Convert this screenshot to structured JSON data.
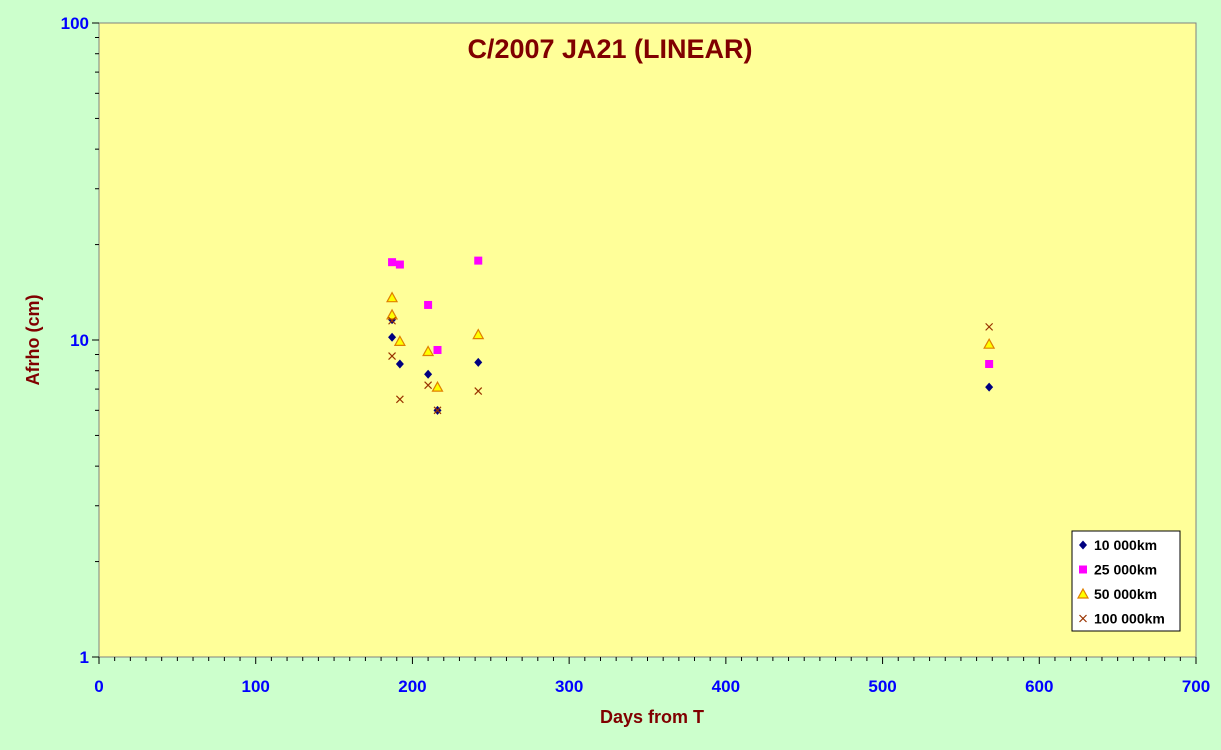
{
  "chart_data": {
    "type": "scatter",
    "title": "C/2007 JA21 (LINEAR)",
    "xlabel": "Days from T",
    "ylabel": "Afrho (cm)",
    "xlim": [
      0,
      700
    ],
    "ylim": [
      1,
      100
    ],
    "yscale": "log",
    "x_ticks": [
      "0",
      "100",
      "200",
      "300",
      "400",
      "500",
      "600",
      "700"
    ],
    "y_ticks": [
      "1",
      "10",
      "100"
    ],
    "grid": false,
    "legend_position": "bottom-right",
    "series": [
      {
        "name": "10 000km",
        "marker": "diamond",
        "color": "#000080",
        "points": [
          [
            187,
            11.6
          ],
          [
            187,
            10.2
          ],
          [
            192,
            8.4
          ],
          [
            210,
            7.8
          ],
          [
            216,
            6.0
          ],
          [
            242,
            8.5
          ],
          [
            568,
            7.1
          ]
        ]
      },
      {
        "name": "25 000km",
        "marker": "square",
        "color": "#ff00ff",
        "points": [
          [
            187,
            17.6
          ],
          [
            192,
            17.3
          ],
          [
            210,
            12.9
          ],
          [
            216,
            9.3
          ],
          [
            242,
            17.8
          ],
          [
            568,
            8.4
          ]
        ]
      },
      {
        "name": "50 000km",
        "marker": "triangle",
        "color": "#ffff00",
        "stroke": "#e08000",
        "points": [
          [
            187,
            13.6
          ],
          [
            187,
            12.0
          ],
          [
            192,
            9.9
          ],
          [
            210,
            9.2
          ],
          [
            216,
            7.1
          ],
          [
            242,
            10.4
          ],
          [
            568,
            9.7
          ]
        ]
      },
      {
        "name": "100 000km",
        "marker": "x",
        "color": "#993300",
        "points": [
          [
            187,
            11.5
          ],
          [
            187,
            8.9
          ],
          [
            192,
            6.5
          ],
          [
            210,
            7.2
          ],
          [
            216,
            6.0
          ],
          [
            242,
            6.9
          ],
          [
            568,
            11.0
          ]
        ]
      }
    ]
  },
  "colors": {
    "page_background": "#ccffcc",
    "plot_background": "#ffff99",
    "axis_text": "#0000ff",
    "title_text": "#800000"
  }
}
━━━━
YOUR INSTRUCTIONS: Copy out all the data exactly; skip the pictures.

ANSWER TO THIS EXERCISE:
Convert this screenshot to structured JSON data.
{
  "chart_data": {
    "type": "scatter",
    "title": "C/2007 JA21 (LINEAR)",
    "xlabel": "Days from T",
    "ylabel": "Afrho (cm)",
    "xlim": [
      0,
      700
    ],
    "ylim": [
      1,
      100
    ],
    "yscale": "log",
    "x_ticks": [
      "0",
      "100",
      "200",
      "300",
      "400",
      "500",
      "600",
      "700"
    ],
    "y_ticks": [
      "1",
      "10",
      "100"
    ],
    "grid": false,
    "legend_position": "bottom-right",
    "series": [
      {
        "name": "10 000km",
        "marker": "diamond",
        "color": "#000080",
        "points": [
          [
            187,
            11.6
          ],
          [
            187,
            10.2
          ],
          [
            192,
            8.4
          ],
          [
            210,
            7.8
          ],
          [
            216,
            6.0
          ],
          [
            242,
            8.5
          ],
          [
            568,
            7.1
          ]
        ]
      },
      {
        "name": "25 000km",
        "marker": "square",
        "color": "#ff00ff",
        "points": [
          [
            187,
            17.6
          ],
          [
            192,
            17.3
          ],
          [
            210,
            12.9
          ],
          [
            216,
            9.3
          ],
          [
            242,
            17.8
          ],
          [
            568,
            8.4
          ]
        ]
      },
      {
        "name": "50 000km",
        "marker": "triangle",
        "color": "#ffff00",
        "stroke": "#e08000",
        "points": [
          [
            187,
            13.6
          ],
          [
            187,
            12.0
          ],
          [
            192,
            9.9
          ],
          [
            210,
            9.2
          ],
          [
            216,
            7.1
          ],
          [
            242,
            10.4
          ],
          [
            568,
            9.7
          ]
        ]
      },
      {
        "name": "100 000km",
        "marker": "x",
        "color": "#993300",
        "points": [
          [
            187,
            11.5
          ],
          [
            187,
            8.9
          ],
          [
            192,
            6.5
          ],
          [
            210,
            7.2
          ],
          [
            216,
            6.0
          ],
          [
            242,
            6.9
          ],
          [
            568,
            11.0
          ]
        ]
      }
    ]
  },
  "colors": {
    "page_background": "#ccffcc",
    "plot_background": "#ffff99",
    "axis_text": "#0000ff",
    "title_text": "#800000"
  }
}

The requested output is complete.